## EXERCISE INPUTS:
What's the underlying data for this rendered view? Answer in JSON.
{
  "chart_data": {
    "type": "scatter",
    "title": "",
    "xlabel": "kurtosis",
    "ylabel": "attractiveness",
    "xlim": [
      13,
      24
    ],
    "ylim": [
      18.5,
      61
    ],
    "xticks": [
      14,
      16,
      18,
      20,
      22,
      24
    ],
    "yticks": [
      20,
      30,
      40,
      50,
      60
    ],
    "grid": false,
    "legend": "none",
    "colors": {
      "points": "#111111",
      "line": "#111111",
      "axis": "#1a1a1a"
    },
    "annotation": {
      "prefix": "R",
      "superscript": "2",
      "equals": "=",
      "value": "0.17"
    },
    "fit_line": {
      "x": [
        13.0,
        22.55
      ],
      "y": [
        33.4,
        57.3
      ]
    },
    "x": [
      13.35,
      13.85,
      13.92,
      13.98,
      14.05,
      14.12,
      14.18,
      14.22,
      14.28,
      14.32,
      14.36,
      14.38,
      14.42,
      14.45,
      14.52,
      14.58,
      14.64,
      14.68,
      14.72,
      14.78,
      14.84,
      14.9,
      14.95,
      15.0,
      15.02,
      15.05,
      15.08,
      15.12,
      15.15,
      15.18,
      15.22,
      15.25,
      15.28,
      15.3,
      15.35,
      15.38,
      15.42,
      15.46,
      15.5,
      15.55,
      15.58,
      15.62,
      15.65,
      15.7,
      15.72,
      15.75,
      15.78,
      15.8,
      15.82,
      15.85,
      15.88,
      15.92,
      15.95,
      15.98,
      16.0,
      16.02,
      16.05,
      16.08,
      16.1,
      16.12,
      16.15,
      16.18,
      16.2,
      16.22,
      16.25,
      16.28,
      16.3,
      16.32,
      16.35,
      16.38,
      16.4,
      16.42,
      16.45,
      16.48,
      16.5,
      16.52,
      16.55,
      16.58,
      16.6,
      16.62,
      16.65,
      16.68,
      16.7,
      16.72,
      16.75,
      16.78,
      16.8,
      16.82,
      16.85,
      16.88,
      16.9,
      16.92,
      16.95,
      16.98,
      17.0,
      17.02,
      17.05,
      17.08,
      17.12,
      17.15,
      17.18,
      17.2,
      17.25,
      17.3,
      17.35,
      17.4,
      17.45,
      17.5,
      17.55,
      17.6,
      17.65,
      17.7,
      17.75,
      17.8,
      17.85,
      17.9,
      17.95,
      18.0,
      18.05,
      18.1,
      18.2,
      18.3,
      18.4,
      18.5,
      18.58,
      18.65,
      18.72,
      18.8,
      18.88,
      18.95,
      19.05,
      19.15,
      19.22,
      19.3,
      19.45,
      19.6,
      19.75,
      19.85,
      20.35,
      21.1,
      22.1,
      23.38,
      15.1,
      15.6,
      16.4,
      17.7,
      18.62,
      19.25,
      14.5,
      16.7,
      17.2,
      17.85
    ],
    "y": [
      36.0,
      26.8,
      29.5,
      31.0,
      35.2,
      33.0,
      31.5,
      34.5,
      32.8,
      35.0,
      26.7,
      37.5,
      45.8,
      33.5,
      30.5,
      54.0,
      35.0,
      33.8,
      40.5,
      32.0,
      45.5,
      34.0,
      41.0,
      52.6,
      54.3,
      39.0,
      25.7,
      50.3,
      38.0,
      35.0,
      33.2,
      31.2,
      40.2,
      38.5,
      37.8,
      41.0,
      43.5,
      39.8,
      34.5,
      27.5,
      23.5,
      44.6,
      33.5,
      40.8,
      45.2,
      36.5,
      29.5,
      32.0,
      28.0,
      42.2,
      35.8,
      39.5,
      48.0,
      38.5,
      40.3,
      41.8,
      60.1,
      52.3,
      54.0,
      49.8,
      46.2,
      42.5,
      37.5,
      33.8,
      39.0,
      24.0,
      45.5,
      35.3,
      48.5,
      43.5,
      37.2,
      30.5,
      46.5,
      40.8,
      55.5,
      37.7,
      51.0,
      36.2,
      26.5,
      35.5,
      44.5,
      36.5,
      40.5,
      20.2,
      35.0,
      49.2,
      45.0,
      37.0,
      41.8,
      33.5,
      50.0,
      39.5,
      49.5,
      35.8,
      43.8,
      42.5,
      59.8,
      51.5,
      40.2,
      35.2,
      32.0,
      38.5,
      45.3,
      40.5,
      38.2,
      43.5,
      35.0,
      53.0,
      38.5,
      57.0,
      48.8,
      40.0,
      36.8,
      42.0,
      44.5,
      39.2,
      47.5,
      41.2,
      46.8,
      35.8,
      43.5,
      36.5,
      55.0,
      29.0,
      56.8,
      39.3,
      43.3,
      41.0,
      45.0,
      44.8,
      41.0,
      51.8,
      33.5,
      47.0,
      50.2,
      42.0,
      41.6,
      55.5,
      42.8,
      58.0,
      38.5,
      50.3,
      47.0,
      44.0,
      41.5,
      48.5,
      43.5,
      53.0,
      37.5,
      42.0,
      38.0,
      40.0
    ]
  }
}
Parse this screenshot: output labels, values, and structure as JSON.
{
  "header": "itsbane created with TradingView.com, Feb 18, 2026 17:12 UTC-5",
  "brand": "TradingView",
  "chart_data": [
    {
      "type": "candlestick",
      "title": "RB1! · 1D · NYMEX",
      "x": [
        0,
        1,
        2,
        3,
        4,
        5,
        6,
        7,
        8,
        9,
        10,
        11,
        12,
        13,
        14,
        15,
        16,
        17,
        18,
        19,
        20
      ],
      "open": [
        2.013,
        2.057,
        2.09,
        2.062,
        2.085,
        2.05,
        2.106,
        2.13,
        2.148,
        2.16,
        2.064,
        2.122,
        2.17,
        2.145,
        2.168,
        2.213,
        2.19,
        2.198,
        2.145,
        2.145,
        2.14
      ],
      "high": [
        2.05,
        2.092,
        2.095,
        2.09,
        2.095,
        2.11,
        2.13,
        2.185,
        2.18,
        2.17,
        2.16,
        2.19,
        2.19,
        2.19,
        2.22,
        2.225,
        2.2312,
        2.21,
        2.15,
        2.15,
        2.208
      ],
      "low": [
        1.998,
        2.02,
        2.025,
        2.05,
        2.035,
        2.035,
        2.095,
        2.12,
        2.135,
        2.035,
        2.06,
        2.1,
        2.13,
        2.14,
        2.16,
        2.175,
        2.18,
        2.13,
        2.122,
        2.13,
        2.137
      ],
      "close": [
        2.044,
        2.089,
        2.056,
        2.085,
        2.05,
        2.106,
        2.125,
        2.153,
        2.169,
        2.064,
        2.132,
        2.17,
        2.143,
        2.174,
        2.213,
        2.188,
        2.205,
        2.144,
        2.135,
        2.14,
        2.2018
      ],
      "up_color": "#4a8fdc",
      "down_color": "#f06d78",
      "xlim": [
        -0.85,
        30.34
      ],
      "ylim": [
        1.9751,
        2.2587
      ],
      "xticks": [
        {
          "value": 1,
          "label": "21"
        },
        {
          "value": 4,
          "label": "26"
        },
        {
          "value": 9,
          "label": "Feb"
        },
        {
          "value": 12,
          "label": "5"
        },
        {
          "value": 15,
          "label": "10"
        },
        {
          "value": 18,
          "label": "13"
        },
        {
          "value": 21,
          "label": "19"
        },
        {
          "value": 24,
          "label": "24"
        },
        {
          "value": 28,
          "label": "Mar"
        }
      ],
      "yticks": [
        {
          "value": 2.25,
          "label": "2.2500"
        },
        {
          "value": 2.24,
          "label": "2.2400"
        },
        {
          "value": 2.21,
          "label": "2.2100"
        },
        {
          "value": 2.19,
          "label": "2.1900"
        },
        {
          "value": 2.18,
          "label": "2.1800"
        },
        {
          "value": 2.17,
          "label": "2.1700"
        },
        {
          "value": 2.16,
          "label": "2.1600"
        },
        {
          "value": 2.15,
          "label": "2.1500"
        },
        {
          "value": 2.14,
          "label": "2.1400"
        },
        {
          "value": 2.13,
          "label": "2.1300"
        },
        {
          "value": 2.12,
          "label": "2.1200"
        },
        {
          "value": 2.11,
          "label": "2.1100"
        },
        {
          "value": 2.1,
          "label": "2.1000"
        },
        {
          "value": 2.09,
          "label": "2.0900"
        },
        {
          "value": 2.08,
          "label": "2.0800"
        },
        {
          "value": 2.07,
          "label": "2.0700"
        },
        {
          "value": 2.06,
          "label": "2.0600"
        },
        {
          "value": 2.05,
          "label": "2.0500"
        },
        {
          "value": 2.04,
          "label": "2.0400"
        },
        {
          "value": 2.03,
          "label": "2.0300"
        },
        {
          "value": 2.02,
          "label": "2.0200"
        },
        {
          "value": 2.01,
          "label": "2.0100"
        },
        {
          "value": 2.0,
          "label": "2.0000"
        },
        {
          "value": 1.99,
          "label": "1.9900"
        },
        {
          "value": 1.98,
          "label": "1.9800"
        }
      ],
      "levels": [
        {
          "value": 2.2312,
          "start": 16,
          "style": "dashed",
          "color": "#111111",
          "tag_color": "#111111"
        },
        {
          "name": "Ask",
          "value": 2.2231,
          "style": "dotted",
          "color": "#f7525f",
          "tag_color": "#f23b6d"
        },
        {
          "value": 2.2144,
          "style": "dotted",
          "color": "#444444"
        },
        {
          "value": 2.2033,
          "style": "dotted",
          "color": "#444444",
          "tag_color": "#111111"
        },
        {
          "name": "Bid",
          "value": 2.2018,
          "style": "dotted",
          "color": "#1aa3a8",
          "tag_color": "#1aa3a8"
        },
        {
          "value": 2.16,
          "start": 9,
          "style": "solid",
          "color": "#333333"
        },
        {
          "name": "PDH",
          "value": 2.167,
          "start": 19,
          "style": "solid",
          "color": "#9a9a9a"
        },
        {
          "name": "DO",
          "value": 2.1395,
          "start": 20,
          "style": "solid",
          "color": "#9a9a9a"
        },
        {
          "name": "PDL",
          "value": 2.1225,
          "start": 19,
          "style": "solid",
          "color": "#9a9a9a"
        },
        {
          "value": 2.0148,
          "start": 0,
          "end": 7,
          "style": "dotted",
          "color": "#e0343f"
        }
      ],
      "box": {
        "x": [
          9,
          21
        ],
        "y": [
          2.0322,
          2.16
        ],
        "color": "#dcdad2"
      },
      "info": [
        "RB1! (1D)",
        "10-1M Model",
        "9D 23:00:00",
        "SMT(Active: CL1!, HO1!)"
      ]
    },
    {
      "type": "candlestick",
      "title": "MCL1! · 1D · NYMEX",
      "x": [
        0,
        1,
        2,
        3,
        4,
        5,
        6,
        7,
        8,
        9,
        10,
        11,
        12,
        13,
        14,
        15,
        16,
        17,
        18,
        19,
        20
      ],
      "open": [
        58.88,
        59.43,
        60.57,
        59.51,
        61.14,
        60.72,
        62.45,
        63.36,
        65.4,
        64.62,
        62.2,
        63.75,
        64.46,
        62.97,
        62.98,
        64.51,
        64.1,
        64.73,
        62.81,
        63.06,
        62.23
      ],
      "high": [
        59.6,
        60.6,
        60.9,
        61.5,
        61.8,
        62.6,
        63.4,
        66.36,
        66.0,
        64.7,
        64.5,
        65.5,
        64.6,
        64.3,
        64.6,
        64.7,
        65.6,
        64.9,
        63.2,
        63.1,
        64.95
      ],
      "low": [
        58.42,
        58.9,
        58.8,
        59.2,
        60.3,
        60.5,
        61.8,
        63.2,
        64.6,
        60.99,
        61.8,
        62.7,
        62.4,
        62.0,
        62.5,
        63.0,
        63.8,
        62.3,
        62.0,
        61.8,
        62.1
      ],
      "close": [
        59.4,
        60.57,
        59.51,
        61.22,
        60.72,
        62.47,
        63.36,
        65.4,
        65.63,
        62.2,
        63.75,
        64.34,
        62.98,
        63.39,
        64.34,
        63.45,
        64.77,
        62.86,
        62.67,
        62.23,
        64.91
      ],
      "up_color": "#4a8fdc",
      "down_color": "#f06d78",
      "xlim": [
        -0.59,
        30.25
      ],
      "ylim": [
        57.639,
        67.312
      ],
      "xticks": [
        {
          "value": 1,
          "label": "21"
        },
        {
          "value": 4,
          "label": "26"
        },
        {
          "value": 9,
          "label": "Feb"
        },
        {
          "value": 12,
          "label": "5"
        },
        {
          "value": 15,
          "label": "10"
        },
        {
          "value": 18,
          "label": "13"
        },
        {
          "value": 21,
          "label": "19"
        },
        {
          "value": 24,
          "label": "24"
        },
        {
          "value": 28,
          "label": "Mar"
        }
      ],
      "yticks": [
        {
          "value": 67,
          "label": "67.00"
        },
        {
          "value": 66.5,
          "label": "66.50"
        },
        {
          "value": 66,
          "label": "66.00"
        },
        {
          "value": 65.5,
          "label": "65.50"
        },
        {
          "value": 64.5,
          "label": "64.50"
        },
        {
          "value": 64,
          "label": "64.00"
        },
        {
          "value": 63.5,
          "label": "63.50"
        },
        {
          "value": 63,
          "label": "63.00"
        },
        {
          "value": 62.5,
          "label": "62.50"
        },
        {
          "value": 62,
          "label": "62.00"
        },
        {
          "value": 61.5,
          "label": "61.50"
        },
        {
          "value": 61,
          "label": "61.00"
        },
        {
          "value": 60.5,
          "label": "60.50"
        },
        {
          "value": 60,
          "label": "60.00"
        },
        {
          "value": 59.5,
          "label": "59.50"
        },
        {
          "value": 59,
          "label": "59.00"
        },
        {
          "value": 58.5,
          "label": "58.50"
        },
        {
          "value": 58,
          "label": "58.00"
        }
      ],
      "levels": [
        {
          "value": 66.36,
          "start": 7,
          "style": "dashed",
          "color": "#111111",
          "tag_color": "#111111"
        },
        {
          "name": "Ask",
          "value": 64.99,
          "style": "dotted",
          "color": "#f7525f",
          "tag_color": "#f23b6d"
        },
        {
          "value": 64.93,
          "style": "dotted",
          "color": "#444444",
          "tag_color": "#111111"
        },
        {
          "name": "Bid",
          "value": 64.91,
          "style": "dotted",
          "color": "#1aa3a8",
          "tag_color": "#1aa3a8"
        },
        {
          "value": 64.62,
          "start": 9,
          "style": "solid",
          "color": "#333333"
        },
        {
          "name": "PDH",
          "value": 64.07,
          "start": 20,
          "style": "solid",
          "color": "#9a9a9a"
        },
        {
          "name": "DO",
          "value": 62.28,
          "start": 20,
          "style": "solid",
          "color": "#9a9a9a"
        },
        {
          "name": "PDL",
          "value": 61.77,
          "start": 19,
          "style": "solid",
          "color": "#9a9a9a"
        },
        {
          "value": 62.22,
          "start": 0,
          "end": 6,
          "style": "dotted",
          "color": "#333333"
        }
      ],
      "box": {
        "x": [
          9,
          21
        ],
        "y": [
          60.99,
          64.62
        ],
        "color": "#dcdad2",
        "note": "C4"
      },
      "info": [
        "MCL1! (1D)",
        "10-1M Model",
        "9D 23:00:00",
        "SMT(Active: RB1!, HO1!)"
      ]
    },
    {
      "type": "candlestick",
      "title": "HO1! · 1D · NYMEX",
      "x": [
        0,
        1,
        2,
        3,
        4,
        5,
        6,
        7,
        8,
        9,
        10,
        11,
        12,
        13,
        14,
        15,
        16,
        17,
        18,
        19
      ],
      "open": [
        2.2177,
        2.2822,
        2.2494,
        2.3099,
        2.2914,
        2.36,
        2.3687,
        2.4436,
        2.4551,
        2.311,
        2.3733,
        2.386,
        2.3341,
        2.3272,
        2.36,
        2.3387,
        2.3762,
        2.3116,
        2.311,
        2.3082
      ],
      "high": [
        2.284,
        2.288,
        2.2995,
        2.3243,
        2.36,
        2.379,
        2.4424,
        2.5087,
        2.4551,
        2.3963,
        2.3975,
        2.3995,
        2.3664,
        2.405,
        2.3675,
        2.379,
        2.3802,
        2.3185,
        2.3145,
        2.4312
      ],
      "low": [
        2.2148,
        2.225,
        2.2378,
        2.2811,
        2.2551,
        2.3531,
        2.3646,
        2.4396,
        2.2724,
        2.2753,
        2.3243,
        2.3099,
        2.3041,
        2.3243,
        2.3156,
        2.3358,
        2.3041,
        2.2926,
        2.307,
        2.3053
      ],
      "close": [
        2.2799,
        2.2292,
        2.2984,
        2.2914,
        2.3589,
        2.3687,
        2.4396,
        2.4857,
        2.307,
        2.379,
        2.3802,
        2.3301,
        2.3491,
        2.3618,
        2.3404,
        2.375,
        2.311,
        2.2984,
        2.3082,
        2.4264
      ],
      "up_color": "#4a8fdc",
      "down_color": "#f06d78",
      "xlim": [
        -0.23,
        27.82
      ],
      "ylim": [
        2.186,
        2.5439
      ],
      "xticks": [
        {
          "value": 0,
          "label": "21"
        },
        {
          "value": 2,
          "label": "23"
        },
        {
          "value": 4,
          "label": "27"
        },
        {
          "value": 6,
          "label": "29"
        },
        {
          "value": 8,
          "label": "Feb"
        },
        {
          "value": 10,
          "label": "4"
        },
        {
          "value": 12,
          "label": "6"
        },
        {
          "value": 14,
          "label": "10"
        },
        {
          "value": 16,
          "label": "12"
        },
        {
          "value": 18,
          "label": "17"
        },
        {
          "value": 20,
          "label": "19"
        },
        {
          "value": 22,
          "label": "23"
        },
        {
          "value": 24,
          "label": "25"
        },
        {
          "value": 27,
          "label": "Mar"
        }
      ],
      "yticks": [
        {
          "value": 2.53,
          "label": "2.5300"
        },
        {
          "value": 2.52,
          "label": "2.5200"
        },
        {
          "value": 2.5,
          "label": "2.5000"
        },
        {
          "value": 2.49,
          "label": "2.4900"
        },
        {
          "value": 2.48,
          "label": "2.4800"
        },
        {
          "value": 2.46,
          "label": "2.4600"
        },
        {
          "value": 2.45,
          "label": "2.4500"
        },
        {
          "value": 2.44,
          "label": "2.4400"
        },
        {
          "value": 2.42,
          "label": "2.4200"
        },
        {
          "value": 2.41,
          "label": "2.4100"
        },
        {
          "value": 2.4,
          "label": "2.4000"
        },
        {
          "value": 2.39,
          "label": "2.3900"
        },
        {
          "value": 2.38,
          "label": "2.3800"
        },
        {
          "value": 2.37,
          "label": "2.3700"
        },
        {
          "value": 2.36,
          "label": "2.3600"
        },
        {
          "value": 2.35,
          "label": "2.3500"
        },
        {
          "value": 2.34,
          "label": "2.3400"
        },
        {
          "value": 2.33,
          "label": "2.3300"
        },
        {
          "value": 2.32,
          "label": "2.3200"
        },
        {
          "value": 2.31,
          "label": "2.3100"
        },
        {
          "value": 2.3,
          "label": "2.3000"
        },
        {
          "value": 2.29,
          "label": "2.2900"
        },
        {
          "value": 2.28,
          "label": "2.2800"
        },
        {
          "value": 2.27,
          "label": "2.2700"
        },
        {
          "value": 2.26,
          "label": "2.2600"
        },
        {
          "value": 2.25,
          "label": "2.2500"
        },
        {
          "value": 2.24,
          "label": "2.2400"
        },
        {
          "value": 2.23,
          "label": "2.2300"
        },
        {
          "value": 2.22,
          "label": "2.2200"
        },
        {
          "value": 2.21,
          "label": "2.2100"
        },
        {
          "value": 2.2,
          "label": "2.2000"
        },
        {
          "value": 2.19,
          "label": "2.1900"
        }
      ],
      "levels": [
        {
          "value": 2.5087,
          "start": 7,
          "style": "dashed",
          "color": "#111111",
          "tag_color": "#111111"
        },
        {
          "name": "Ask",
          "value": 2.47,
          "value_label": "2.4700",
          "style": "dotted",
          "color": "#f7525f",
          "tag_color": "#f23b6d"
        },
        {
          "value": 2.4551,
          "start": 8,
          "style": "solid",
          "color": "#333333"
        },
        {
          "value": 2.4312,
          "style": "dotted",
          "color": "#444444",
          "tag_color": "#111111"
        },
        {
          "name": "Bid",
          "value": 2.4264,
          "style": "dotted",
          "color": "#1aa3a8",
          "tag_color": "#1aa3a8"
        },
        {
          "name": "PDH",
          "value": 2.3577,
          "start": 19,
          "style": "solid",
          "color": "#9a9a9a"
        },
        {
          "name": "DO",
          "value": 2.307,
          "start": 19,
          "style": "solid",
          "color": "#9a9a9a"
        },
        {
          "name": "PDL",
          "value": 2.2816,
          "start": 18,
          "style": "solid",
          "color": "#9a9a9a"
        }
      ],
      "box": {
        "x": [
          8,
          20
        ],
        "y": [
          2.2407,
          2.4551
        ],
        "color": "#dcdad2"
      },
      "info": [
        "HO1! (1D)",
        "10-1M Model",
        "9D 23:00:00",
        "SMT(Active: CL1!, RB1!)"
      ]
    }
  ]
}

## WHAT THE TASK REQUIRES:
Report each line in the preceding entries that holds the string "this".

## WRITTEN ANSWER:
What's the underlying data for this rendered view? Answer in JSON.
Parse this screenshot: output labels, values, and structure as JSON.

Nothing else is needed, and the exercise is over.